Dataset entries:
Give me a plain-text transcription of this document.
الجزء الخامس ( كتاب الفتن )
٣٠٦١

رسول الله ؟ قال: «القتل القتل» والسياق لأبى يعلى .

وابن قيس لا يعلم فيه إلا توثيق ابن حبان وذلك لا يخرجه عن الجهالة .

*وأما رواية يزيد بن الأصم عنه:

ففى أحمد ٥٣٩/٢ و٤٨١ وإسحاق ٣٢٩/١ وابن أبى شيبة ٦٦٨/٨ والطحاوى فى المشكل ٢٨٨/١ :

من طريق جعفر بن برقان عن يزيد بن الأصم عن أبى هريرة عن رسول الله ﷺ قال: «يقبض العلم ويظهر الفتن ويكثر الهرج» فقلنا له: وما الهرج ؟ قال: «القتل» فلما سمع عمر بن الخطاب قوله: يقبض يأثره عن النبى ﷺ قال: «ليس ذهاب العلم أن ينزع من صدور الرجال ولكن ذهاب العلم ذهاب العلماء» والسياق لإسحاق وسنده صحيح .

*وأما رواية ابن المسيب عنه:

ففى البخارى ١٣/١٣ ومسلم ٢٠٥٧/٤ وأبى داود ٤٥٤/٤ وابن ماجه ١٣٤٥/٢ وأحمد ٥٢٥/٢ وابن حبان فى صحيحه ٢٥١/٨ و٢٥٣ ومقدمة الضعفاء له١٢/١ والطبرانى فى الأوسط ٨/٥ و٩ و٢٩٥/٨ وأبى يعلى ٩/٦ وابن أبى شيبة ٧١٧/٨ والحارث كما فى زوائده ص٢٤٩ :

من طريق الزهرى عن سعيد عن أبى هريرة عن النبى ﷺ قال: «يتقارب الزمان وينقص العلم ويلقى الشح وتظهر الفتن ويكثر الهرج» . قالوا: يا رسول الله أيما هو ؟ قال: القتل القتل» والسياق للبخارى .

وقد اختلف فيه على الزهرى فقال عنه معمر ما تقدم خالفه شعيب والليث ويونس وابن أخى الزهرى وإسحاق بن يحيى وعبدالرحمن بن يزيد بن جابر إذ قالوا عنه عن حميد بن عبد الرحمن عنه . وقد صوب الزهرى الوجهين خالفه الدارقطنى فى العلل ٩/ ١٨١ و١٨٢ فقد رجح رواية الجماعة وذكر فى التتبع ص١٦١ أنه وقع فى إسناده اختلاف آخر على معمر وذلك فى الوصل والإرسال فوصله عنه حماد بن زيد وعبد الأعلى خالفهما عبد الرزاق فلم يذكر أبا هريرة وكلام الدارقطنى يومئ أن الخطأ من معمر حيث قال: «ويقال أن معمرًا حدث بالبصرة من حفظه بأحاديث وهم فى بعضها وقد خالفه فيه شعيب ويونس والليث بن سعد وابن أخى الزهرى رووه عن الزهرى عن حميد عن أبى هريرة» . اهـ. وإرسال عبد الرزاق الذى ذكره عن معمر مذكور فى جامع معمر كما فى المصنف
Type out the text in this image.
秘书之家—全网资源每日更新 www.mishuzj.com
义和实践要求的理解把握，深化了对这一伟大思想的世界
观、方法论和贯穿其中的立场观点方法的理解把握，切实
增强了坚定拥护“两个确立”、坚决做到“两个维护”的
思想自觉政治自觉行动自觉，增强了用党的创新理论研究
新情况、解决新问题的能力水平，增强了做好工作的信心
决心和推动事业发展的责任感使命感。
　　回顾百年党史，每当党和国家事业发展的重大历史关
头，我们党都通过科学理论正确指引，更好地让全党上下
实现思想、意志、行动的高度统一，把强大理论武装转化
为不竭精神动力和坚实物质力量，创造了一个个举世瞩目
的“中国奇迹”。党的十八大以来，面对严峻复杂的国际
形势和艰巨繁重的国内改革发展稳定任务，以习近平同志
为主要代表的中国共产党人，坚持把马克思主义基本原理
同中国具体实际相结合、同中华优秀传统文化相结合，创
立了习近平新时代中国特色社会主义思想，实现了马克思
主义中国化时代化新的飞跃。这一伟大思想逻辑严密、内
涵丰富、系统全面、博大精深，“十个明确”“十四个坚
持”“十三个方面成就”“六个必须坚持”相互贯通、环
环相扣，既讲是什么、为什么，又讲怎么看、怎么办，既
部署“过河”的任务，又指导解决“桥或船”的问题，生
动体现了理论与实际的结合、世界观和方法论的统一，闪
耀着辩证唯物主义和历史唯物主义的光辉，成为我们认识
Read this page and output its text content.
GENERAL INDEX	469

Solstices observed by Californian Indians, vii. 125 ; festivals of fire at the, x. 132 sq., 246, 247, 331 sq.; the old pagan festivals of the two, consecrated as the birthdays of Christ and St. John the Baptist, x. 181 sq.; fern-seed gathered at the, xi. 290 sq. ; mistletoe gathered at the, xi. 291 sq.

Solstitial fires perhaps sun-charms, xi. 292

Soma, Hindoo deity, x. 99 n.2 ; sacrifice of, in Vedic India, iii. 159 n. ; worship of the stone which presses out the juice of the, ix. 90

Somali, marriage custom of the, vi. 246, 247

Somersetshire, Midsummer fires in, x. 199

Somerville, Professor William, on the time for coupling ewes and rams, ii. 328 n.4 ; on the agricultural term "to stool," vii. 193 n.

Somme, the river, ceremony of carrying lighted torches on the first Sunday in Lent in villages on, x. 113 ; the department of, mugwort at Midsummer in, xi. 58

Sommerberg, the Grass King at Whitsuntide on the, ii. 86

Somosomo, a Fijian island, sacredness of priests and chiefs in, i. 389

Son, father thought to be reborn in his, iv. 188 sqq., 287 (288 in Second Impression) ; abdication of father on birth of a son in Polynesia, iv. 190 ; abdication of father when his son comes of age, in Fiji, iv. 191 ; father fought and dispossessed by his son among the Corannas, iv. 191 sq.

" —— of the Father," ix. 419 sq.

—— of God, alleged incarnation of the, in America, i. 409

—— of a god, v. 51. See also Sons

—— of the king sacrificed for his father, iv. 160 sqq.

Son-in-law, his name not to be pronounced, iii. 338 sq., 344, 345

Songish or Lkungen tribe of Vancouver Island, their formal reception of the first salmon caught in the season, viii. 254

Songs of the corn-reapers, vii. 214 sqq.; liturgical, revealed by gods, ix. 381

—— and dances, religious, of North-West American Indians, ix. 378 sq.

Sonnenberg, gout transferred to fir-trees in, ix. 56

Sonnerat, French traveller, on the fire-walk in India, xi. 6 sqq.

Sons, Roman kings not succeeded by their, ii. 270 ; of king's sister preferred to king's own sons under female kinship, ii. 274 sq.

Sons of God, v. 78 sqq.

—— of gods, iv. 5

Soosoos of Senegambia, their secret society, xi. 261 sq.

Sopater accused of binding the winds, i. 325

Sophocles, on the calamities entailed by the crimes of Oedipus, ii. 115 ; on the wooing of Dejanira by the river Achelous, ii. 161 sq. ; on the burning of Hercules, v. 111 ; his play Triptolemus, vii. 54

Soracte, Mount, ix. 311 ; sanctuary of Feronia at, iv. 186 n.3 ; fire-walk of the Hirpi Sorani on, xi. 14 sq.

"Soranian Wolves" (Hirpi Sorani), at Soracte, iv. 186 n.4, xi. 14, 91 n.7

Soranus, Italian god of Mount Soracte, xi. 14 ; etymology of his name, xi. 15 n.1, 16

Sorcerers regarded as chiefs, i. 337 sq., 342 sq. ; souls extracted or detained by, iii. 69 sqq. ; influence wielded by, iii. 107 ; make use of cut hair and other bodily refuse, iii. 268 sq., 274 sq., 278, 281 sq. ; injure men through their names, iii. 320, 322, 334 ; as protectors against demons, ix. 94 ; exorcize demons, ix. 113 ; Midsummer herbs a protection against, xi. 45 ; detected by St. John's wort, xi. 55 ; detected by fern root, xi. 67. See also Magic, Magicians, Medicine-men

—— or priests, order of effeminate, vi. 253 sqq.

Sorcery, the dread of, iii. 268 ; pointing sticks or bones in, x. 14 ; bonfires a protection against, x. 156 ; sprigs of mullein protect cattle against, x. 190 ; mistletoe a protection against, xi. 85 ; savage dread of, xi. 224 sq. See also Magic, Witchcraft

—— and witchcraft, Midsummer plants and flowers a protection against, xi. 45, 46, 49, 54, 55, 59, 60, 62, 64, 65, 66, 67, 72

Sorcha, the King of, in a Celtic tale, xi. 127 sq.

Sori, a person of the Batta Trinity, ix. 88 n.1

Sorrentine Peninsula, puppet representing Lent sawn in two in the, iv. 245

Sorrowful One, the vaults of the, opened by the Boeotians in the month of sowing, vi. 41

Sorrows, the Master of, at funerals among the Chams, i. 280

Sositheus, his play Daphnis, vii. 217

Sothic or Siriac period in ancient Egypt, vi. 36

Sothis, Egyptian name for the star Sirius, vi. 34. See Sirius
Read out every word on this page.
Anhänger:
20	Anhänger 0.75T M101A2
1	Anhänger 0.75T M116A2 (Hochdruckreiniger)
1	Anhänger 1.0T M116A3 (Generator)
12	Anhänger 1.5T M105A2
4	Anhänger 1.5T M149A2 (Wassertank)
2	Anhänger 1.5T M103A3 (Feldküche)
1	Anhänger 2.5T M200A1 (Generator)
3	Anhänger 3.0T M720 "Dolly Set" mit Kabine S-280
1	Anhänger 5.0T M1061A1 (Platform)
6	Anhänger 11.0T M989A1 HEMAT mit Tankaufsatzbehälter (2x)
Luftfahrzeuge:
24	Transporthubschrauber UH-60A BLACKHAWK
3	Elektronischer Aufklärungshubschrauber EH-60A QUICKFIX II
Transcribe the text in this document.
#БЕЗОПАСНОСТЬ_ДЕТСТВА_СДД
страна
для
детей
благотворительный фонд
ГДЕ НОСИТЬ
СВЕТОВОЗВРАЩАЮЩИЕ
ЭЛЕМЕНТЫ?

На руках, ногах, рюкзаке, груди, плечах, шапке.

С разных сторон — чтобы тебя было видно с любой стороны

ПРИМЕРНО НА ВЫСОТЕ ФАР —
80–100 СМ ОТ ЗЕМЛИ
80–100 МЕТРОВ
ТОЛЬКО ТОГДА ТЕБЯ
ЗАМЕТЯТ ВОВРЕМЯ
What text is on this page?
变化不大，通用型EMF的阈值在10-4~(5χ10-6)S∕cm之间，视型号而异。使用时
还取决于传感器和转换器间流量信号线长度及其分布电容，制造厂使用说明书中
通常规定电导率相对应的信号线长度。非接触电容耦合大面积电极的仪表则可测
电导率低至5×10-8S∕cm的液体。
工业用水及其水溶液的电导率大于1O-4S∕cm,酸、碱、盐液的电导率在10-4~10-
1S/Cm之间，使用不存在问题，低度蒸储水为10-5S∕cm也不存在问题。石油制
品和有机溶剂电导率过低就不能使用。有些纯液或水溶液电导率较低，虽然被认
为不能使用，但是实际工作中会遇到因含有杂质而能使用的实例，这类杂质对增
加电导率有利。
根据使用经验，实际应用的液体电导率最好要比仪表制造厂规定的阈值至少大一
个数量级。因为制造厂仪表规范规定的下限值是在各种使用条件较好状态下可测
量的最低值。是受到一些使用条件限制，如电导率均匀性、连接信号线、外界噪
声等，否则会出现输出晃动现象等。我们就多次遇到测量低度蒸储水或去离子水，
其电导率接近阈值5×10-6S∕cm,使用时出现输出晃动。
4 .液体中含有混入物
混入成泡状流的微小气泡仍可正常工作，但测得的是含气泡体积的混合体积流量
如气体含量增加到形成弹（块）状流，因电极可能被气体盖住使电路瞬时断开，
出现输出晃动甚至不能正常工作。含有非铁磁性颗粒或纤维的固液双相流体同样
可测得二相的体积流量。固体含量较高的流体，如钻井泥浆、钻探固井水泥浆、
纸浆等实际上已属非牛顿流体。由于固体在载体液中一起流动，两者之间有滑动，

Task directions: Which lines include the word "among"? Copy every one of them.

Answer for this exercise:
Son, father thought to be reborn in his, iv. 188 sqq., 287 (288 in Second Impression) ; abdication of father on birth of a son in Polynesia, iv. 190 ; abdication of father when his son comes of age, in Fiji, iv. 191 ; father fought and dispossessed by his son among the Corannas, iv. 191 sq.
Sorrows, the Master of, at funerals among the Chams, i. 280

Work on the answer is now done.